→ WHAT YOU WILL DO
Pick out each line of the records that includes the string "most", and copy it.

→ EXTRACTED DATA
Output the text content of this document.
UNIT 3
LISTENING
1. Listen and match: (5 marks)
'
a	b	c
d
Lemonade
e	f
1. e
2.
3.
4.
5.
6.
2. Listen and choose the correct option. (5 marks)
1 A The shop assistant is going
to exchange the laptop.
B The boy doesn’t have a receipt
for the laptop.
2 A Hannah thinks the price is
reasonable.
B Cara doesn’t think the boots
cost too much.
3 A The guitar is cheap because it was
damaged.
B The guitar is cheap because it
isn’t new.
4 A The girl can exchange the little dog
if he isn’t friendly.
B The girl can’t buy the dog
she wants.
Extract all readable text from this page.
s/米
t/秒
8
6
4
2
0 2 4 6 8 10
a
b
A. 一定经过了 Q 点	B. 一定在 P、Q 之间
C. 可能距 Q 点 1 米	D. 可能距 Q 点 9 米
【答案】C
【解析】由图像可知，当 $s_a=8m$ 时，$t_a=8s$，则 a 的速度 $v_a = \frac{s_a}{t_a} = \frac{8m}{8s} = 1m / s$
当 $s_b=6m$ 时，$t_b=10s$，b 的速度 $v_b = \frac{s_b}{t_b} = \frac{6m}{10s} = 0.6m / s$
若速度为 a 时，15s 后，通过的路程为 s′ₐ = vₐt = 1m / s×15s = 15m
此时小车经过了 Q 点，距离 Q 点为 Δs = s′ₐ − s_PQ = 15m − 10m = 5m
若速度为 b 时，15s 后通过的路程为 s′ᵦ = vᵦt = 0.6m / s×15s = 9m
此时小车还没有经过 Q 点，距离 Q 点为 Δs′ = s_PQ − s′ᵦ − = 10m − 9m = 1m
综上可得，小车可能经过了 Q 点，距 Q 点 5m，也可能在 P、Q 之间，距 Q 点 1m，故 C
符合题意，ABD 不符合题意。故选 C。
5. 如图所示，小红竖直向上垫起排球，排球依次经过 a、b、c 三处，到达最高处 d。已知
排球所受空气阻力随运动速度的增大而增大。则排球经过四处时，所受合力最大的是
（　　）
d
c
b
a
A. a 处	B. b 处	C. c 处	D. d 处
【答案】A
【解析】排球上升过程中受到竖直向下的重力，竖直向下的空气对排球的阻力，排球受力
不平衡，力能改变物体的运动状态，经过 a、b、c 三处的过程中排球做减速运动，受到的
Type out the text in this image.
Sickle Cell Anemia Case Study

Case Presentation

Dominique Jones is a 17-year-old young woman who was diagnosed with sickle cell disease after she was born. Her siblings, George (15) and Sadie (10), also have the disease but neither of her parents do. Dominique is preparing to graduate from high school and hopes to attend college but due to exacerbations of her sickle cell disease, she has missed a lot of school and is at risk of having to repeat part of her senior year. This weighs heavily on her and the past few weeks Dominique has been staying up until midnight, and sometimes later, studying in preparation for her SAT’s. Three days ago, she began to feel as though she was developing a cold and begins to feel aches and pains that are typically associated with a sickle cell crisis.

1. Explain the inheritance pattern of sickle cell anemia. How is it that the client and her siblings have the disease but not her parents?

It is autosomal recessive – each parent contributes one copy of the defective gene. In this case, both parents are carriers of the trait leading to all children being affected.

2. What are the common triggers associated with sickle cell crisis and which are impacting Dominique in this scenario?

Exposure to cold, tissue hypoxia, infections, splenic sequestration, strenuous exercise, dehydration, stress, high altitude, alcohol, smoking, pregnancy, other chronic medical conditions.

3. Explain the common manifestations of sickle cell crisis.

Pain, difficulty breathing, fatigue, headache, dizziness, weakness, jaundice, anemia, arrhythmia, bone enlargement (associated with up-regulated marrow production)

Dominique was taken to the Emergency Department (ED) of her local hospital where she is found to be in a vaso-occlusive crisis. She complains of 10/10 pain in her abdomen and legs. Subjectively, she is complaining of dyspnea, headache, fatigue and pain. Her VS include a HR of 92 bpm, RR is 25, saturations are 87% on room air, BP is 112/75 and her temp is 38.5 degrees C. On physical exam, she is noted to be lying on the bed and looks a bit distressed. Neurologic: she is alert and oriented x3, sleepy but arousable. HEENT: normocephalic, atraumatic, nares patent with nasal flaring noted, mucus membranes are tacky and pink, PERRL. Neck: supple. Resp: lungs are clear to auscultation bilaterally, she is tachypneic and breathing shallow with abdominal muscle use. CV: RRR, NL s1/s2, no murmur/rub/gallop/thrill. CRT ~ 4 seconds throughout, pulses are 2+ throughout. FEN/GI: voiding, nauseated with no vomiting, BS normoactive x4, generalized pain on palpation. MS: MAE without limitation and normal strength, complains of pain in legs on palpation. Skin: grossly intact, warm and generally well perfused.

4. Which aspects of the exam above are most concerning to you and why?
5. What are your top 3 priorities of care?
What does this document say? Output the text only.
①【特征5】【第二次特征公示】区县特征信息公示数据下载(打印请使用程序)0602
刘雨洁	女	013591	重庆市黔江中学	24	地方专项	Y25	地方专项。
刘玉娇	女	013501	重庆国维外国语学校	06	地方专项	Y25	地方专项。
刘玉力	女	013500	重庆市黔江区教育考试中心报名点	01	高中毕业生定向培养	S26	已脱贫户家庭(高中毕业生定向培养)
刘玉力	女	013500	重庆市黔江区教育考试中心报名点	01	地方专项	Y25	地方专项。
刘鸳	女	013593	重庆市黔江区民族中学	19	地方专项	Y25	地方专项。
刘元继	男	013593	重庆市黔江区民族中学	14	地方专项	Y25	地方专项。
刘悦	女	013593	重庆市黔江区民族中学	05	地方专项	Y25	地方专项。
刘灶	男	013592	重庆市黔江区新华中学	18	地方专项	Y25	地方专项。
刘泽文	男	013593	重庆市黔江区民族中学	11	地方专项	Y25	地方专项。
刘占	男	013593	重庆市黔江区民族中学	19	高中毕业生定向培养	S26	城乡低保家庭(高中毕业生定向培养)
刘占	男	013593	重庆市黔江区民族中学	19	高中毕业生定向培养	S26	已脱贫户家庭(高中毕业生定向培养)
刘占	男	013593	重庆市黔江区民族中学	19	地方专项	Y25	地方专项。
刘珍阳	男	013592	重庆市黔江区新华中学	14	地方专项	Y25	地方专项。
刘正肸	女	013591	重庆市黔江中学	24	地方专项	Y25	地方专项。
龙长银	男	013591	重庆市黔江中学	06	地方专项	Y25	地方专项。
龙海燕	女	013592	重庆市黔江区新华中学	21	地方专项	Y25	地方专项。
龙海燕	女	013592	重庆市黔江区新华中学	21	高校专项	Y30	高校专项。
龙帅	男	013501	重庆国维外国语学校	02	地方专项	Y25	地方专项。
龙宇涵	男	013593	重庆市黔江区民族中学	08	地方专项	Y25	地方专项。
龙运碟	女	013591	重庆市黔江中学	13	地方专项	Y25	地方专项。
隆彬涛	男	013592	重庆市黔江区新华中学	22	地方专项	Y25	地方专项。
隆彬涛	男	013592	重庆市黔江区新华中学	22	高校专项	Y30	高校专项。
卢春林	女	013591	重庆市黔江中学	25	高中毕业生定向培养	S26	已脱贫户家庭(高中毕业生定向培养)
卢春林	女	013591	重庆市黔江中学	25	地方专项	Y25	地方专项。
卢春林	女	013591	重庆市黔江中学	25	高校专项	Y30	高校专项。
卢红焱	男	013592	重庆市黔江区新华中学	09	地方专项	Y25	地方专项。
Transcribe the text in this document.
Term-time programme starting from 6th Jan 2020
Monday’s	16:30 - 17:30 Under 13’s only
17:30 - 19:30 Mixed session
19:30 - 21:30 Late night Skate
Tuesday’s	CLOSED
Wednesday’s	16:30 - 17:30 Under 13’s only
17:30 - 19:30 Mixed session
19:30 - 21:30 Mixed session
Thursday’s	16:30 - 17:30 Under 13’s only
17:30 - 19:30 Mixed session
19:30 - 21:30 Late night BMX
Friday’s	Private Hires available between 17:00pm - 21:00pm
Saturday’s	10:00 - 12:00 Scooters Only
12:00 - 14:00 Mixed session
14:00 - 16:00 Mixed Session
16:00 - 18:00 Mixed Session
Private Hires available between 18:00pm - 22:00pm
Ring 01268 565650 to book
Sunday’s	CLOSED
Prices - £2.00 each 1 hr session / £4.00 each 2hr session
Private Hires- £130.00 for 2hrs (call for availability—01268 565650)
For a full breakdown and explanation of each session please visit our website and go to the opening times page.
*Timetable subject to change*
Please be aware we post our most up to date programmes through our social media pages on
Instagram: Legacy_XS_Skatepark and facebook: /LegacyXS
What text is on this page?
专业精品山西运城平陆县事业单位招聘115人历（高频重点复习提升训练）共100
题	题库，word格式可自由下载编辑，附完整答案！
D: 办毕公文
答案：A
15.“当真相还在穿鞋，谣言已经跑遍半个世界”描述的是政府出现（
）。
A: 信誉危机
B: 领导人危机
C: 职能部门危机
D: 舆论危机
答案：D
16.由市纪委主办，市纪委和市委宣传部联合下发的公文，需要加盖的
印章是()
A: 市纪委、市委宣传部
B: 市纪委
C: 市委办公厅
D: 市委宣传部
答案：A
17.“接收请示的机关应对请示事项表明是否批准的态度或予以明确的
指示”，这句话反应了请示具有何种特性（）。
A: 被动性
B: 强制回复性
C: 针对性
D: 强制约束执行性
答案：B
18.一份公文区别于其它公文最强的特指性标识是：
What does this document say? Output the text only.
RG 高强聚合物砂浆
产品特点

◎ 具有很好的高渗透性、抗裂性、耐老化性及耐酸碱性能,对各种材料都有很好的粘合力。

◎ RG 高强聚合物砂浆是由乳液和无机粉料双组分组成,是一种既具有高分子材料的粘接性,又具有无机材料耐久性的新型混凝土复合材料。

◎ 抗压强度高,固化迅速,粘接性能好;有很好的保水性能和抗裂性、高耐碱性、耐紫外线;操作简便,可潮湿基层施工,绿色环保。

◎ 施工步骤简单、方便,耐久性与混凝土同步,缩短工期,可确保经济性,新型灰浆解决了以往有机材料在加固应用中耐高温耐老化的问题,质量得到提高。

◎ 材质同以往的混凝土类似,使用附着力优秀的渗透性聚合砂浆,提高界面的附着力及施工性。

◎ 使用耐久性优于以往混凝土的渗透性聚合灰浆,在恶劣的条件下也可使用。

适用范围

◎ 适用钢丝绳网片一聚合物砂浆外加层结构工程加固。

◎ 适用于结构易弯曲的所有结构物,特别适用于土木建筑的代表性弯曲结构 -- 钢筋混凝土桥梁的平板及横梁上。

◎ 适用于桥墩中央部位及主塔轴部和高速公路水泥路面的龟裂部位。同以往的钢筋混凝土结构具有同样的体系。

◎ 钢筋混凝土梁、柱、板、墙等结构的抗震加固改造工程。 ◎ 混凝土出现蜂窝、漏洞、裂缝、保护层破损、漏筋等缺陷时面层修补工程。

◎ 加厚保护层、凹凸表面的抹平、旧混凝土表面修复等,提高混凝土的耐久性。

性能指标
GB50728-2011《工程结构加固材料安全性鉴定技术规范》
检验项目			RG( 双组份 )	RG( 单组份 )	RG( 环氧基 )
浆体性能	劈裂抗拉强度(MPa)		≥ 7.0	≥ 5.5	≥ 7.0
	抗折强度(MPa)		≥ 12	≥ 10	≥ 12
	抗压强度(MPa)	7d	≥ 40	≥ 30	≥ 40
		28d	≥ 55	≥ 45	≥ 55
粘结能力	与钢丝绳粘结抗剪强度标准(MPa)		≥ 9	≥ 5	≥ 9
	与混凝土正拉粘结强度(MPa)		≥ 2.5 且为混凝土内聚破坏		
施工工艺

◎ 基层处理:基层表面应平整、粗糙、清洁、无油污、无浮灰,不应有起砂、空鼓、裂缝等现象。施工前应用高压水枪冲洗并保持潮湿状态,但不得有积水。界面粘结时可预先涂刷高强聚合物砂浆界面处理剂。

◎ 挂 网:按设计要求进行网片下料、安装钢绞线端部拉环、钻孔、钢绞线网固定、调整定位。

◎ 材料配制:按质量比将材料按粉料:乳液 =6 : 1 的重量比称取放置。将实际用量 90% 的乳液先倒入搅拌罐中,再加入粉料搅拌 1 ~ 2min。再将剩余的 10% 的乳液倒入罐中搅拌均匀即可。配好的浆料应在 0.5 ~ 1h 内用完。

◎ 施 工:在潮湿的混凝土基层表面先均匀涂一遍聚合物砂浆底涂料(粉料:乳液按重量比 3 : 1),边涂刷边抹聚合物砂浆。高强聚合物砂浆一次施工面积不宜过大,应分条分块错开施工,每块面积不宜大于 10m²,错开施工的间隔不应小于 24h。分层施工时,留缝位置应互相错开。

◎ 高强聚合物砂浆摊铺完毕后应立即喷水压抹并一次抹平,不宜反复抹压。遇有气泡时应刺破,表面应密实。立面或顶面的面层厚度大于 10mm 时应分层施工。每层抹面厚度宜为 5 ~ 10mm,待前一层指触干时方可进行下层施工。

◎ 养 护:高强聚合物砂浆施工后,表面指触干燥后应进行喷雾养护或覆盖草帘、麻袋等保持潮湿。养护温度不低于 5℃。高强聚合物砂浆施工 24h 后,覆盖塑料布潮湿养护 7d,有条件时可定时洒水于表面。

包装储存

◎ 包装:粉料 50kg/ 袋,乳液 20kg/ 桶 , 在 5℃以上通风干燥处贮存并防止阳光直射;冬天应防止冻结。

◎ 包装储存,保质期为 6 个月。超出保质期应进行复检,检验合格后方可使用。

→ TASK SOLUTION
4. Which aspects of the exam above are most concerning to you and why?
Please be aware we post our most up to date programmes through our social media pages on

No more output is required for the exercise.